TASK BRIEF
Write out the material exactly, without any of its pictures.

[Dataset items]

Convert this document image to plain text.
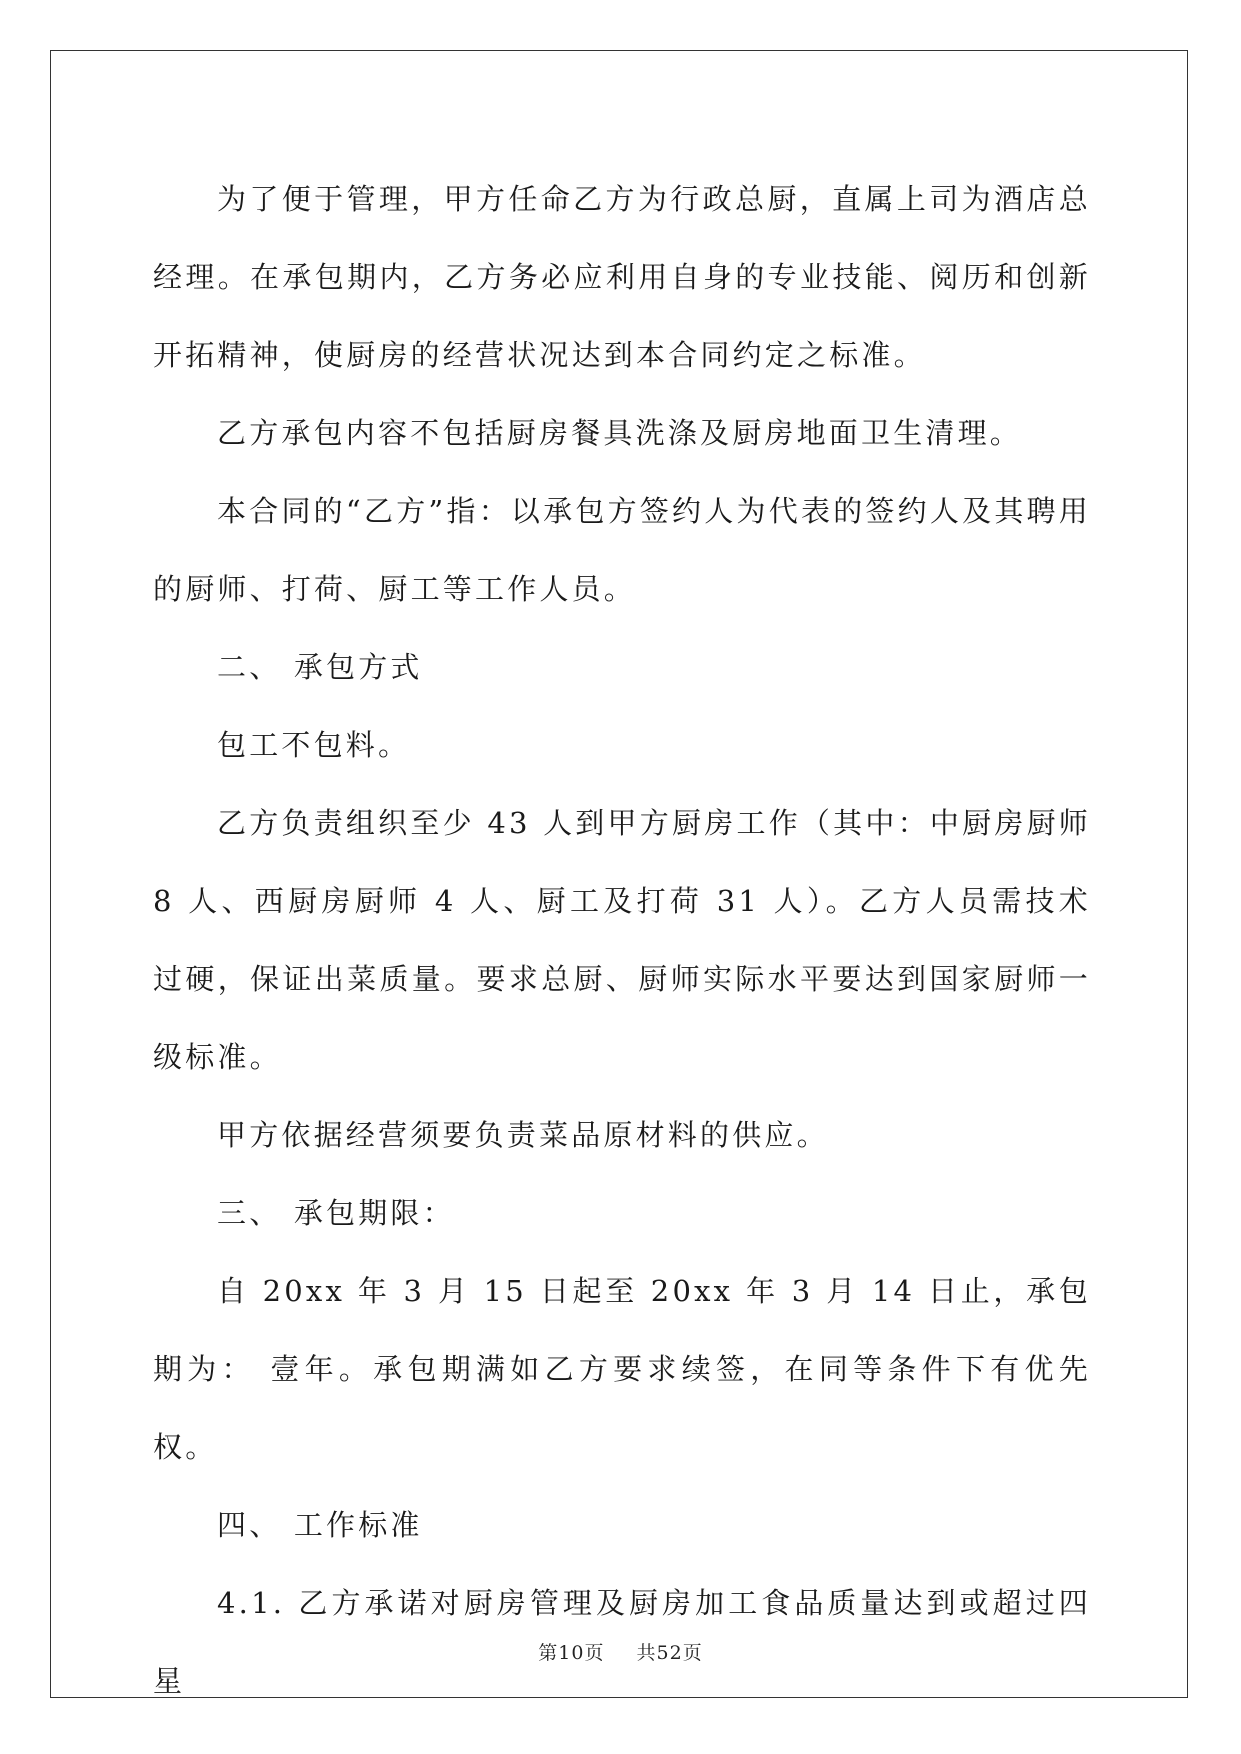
为了便于管理，甲方任命乙方为行政总厨，直属上司为酒店总经理。在承包期内，乙方务必应利用自身的专业技能、阅历和创新开拓精神，使厨房的经营状况达到本合同约定之标准。

乙方承包内容不包括厨房餐具洗涤及厨房地面卫生清理。

本合同的“乙方”指：以承包方签约人为代表的签约人及其聘用的厨师、打荷、厨工等工作人员。

二、 承包方式

包工不包料。

乙方负责组织至少 43 人到甲方厨房工作（其中：中厨房厨师 8 人、西厨房厨师 4 人、厨工及打荷 31 人）。乙方人员需技术过硬，保证出菜质量。要求总厨、厨师实际水平要达到国家厨师一级标准。

甲方依据经营须要负责菜品原材料的供应。

三、 承包期限：

自 20xx 年 3 月 15 日起至 20xx 年 3 月 14 日止，承包期为： 壹年。承包期满如乙方要求续签，在同等条件下有优先权。

四、 工作标准

4.1. 乙方承诺对厨房管理及厨房加工食品质量达到或超过四星

第10页 共52页
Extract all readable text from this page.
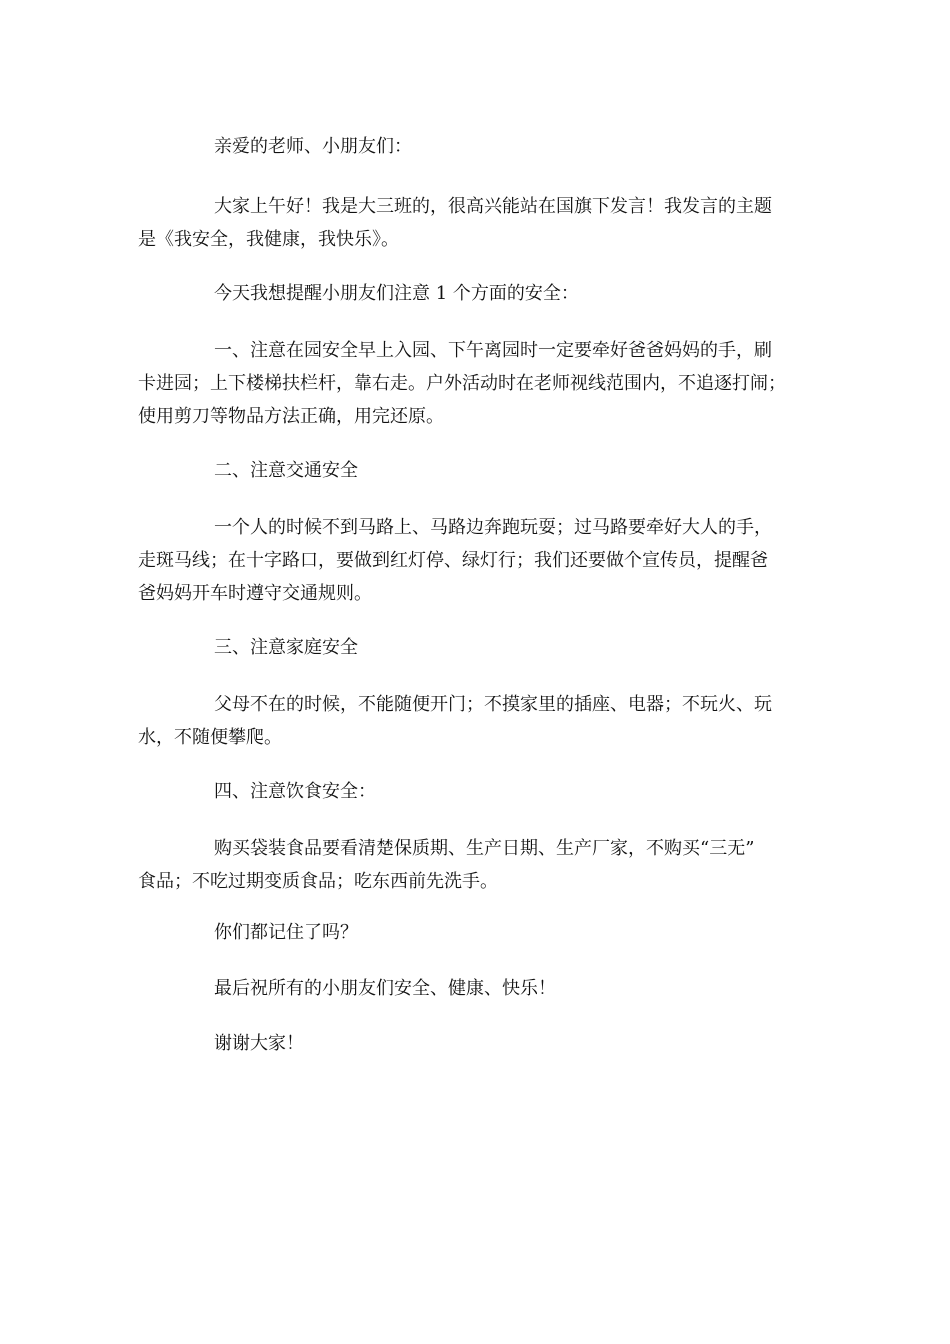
亲爱的老师、小朋友们：
大家上午好！我是大三班的，很高兴能站在国旗下发言！我发言的主题
是《我安全，我健康，我快乐》。
今天我想提醒小朋友们注意 1 个方面的安全：
一、注意在园安全早上入园、下午离园时一定要牵好爸爸妈妈的手，刷
卡进园；上下楼梯扶栏杆，靠右走。户外活动时在老师视线范围内，不追逐打闹；
使用剪刀等物品方法正确，用完还原。
二、注意交通安全
一个人的时候不到马路上、马路边奔跑玩耍；过马路要牵好大人的手，
走斑马线；在十字路口，要做到红灯停、绿灯行；我们还要做个宣传员，提醒爸
爸妈妈开车时遵守交通规则。
三、注意家庭安全
父母不在的时候，不能随便开门；不摸家里的插座、电器；不玩火、玩
水，不随便攀爬。
四、注意饮食安全：
购买袋装食品要看清楚保质期、生产日期、生产厂家，不购买“三无”
食品；不吃过期变质食品；吃东西前先洗手。
你们都记住了吗？
最后祝所有的小朋友们安全、健康、快乐！
谢谢大家！
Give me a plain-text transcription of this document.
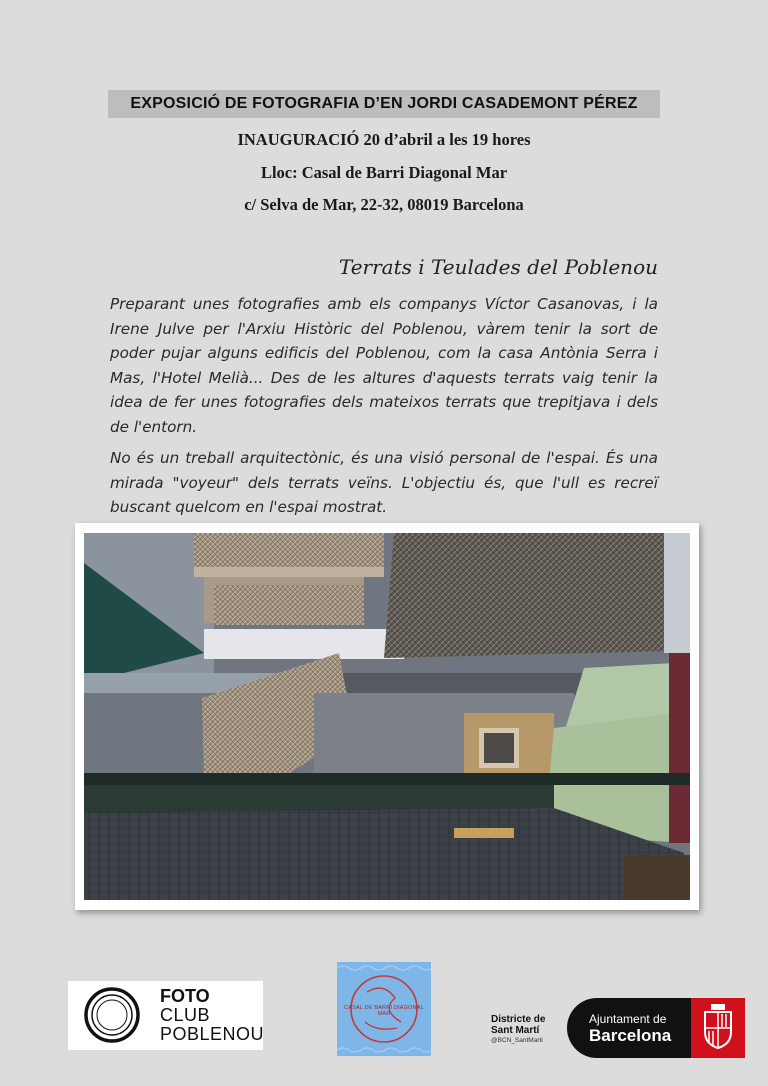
EXPOSICIÓ DE FOTOGRAFIA D’EN JORDI CASADEMONT PÉREZ
INAUGURACIÓ 20 d’abril a les 19 hores
Lloc: Casal de Barri Diagonal Mar
c/ Selva de Mar, 22-32, 08019 Barcelona
Terrats i Teulades del Poblenou

Preparant unes fotografies amb els companys Víctor Casanovas, i la Irene Julve per l'Arxiu Històric del Poblenou, vàrem tenir la sort de poder pujar alguns edificis del Poblenou, com la casa Antònia Serra i Mas, l'Hotel Melià... Des de les altures d'aquests terrats vaig tenir la idea de fer unes fotografies dels mateixos terrats que trepitjava i dels de l'entorn.

No és un treball arquitectònic, és una visió personal de l'espai. És una mirada "voyeur" dels terrats veïns. L'objectiu és, que l'ull es recreï buscant quelcom en l'espai mostrat.

FOTO
CLUB
POBLENOU
CASAL DE BARRI DIAGONAL MAR	Districte de
Sant Martí
@BCN_SantMarti
Ajuntament de
Barcelona
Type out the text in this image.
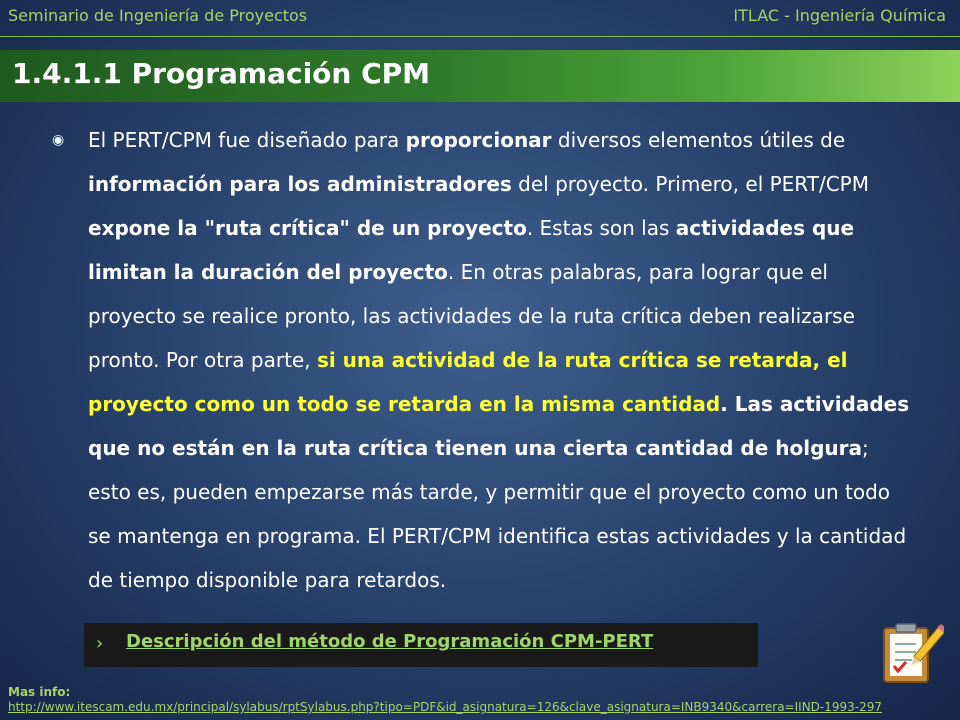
Seminario de Ingeniería de Proyectos	ITLAC - Ingeniería Química
1.4.1.1 Programación CPM
◉ El PERT/CPM fue diseñado para proporcionar diversos elementos útiles de información para los administradores del proyecto. Primero, el PERT/CPM expone la "ruta crítica" de un proyecto. Estas son las actividades que limitan la duración del proyecto. En otras palabras, para lograr que el proyecto se realice pronto, las actividades de la ruta crítica deben realizarse pronto. Por otra parte, si una actividad de la ruta crítica se retarda, el proyecto como un todo se retarda en la misma cantidad. Las actividades que no están en la ruta crítica tienen una cierta cantidad de holgura; esto es, pueden empezarse más tarde, y permitir que el proyecto como un todo se mantenga en programa. El PERT/CPM identifica estas actividades y la cantidad de tiempo disponible para retardos.
› Descripción del método de Programación CPM-PERT
Mas info:
http://www.itescam.edu.mx/principal/sylabus/rptSylabus.php?tipo=PDF&id_asignatura=126&clave_asignatura=INB9340&carrera=IIND-1993-297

SOLUTION TO THE EXERCISE
Convert this document image to plain text.
为了便于管理，甲方任命乙方为行政总厨，直属上司为酒店总经理。在承包期内，乙方务必应利用自身的专业技能、阅历和创新开拓精神，使厨房的经营状况达到本合同约定之标准。

乙方承包内容不包括厨房餐具洗涤及厨房地面卫生清理。

本合同的“乙方”指：以承包方签约人为代表的签约人及其聘用的厨师、打荷、厨工等工作人员。

二、 承包方式

包工不包料。

乙方负责组织至少 43 人到甲方厨房工作（其中：中厨房厨师 8 人、西厨房厨师 4 人、厨工及打荷 31 人）。乙方人员需技术过硬，保证出菜质量。要求总厨、厨师实际水平要达到国家厨师一级标准。

甲方依据经营须要负责菜品原材料的供应。

三、 承包期限：

自 20xx 年 3 月 15 日起至 20xx 年 3 月 14 日止，承包期为： 壹年。承包期满如乙方要求续签，在同等条件下有优先权。

四、 工作标准

4.1. 乙方承诺对厨房管理及厨房加工食品质量达到或超过四星

第10页 共52页
Extract all readable text from this page.
亲爱的老师、小朋友们：
大家上午好！我是大三班的，很高兴能站在国旗下发言！我发言的主题
是《我安全，我健康，我快乐》。
今天我想提醒小朋友们注意 1 个方面的安全：
一、注意在园安全早上入园、下午离园时一定要牵好爸爸妈妈的手，刷
卡进园；上下楼梯扶栏杆，靠右走。户外活动时在老师视线范围内，不追逐打闹；
使用剪刀等物品方法正确，用完还原。
二、注意交通安全
一个人的时候不到马路上、马路边奔跑玩耍；过马路要牵好大人的手，
走斑马线；在十字路口，要做到红灯停、绿灯行；我们还要做个宣传员，提醒爸
爸妈妈开车时遵守交通规则。
三、注意家庭安全
父母不在的时候，不能随便开门；不摸家里的插座、电器；不玩火、玩
水，不随便攀爬。
四、注意饮食安全：
购买袋装食品要看清楚保质期、生产日期、生产厂家，不购买“三无”
食品；不吃过期变质食品；吃东西前先洗手。
你们都记住了吗？
最后祝所有的小朋友们安全、健康、快乐！
谢谢大家！
Give me a plain-text transcription of this document.
EXPOSICIÓ DE FOTOGRAFIA D’EN JORDI CASADEMONT PÉREZ
INAUGURACIÓ 20 d’abril a les 19 hores
Lloc: Casal de Barri Diagonal Mar
c/ Selva de Mar, 22-32, 08019 Barcelona
Terrats i Teulades del Poblenou

Preparant unes fotografies amb els companys Víctor Casanovas, i la Irene Julve per l'Arxiu Històric del Poblenou, vàrem tenir la sort de poder pujar alguns edificis del Poblenou, com la casa Antònia Serra i Mas, l'Hotel Melià... Des de les altures d'aquests terrats vaig tenir la idea de fer unes fotografies dels mateixos terrats que trepitjava i dels de l'entorn.

No és un treball arquitectònic, és una visió personal de l'espai. És una mirada "voyeur" dels terrats veïns. L'objectiu és, que l'ull es recreï buscant quelcom en l'espai mostrat.

FOTO
CLUB
POBLENOU
CASAL DE BARRI DIAGONAL MAR	Districte de
Sant Martí
@BCN_SantMarti
Ajuntament de
Barcelona
Type out the text in this image.
Seminario de Ingeniería de Proyectos	ITLAC - Ingeniería Química
1.4.1.1 Programación CPM
◉ El PERT/CPM fue diseñado para proporcionar diversos elementos útiles de información para los administradores del proyecto. Primero, el PERT/CPM expone la "ruta crítica" de un proyecto. Estas son las actividades que limitan la duración del proyecto. En otras palabras, para lograr que el proyecto se realice pronto, las actividades de la ruta crítica deben realizarse pronto. Por otra parte, si una actividad de la ruta crítica se retarda, el proyecto como un todo se retarda en la misma cantidad. Las actividades que no están en la ruta crítica tienen una cierta cantidad de holgura; esto es, pueden empezarse más tarde, y permitir que el proyecto como un todo se mantenga en programa. El PERT/CPM identifica estas actividades y la cantidad de tiempo disponible para retardos.
› Descripción del método de Programación CPM-PERT
Mas info:
http://www.itescam.edu.mx/principal/sylabus/rptSylabus.php?tipo=PDF&id_asignatura=126&clave_asignatura=INB9340&carrera=IIND-1993-297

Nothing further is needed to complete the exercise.